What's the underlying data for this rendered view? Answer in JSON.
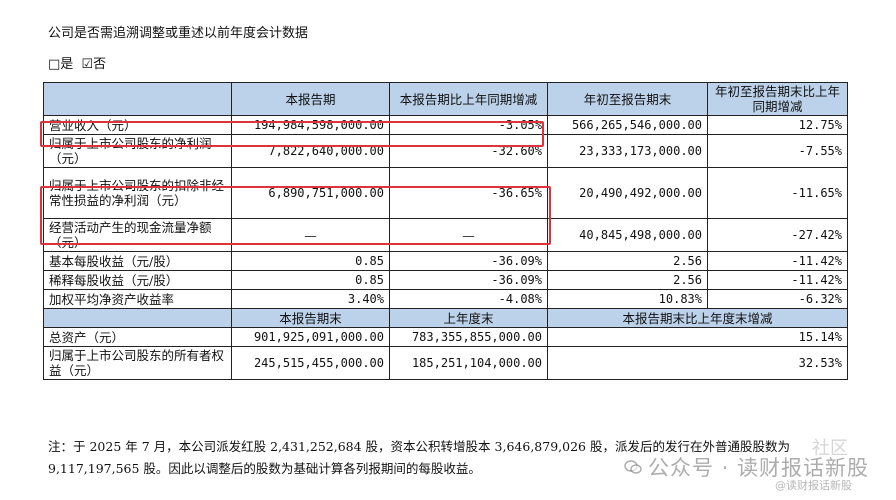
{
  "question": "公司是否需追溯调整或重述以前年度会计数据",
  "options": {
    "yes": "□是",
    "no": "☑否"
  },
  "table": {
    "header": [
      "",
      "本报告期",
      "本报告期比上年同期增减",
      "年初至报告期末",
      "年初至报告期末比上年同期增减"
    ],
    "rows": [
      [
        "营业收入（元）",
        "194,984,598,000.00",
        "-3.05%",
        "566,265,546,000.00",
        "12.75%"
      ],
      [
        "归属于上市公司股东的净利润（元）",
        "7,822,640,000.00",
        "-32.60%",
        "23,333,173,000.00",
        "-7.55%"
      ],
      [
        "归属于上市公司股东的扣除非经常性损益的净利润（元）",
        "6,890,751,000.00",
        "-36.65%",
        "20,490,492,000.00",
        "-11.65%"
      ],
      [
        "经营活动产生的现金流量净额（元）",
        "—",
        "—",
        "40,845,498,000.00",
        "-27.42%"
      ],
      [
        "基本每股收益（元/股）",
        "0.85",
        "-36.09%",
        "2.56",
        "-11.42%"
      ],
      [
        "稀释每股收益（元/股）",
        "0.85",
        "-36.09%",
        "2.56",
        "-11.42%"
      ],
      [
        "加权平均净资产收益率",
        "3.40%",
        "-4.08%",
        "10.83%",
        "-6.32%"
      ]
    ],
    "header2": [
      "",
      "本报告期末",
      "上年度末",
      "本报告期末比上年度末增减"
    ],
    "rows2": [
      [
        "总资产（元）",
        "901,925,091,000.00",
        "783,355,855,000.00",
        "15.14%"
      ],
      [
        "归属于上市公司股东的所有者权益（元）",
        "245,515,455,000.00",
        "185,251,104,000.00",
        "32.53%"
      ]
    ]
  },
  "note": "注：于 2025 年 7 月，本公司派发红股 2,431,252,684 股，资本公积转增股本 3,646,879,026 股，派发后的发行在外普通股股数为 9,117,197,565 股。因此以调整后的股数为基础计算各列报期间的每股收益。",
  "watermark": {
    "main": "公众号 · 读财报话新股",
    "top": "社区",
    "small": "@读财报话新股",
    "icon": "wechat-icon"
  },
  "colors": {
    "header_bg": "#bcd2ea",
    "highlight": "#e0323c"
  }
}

□ □ □ □ □ □ □

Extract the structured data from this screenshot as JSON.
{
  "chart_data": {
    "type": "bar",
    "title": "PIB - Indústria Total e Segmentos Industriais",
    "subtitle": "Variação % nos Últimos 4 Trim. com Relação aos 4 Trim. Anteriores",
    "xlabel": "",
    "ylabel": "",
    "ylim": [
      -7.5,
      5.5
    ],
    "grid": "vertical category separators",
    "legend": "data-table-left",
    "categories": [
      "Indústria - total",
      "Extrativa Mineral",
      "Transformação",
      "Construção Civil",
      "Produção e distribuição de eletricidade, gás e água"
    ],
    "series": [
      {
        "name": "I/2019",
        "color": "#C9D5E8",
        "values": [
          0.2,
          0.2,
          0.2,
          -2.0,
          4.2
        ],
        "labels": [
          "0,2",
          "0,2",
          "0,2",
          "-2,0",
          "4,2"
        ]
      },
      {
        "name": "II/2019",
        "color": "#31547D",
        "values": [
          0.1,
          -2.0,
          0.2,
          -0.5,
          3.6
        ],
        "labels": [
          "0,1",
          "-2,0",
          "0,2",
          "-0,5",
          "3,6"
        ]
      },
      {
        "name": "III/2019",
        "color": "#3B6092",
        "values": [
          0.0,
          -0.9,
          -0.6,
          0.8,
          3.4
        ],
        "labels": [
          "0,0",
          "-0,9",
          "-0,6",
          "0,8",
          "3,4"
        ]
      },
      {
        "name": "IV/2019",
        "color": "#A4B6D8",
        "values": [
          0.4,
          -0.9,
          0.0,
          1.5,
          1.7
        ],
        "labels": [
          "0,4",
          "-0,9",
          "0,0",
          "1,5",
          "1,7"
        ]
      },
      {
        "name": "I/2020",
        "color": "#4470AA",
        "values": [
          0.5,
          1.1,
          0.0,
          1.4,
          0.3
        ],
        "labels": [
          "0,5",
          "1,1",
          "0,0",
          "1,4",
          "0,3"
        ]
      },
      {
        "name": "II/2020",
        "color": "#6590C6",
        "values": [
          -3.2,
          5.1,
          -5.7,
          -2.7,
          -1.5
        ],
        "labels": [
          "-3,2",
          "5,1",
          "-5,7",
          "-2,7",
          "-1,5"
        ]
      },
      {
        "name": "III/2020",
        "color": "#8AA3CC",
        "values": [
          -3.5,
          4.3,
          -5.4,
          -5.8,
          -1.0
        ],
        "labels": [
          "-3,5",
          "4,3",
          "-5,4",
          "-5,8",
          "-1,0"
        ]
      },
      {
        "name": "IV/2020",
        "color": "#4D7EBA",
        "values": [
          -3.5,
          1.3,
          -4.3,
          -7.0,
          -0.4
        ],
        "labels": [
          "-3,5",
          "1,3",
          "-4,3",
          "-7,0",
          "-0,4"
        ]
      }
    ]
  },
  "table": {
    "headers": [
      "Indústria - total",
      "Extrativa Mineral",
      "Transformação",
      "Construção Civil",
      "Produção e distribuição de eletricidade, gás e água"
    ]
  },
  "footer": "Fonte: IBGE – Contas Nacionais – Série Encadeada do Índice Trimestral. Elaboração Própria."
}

□ □ □ □ □ □ □

■ EXERCISE TASK
Report only how many lines in the entries contain "JSON".

■ RESULT OF THE EXERCISE
2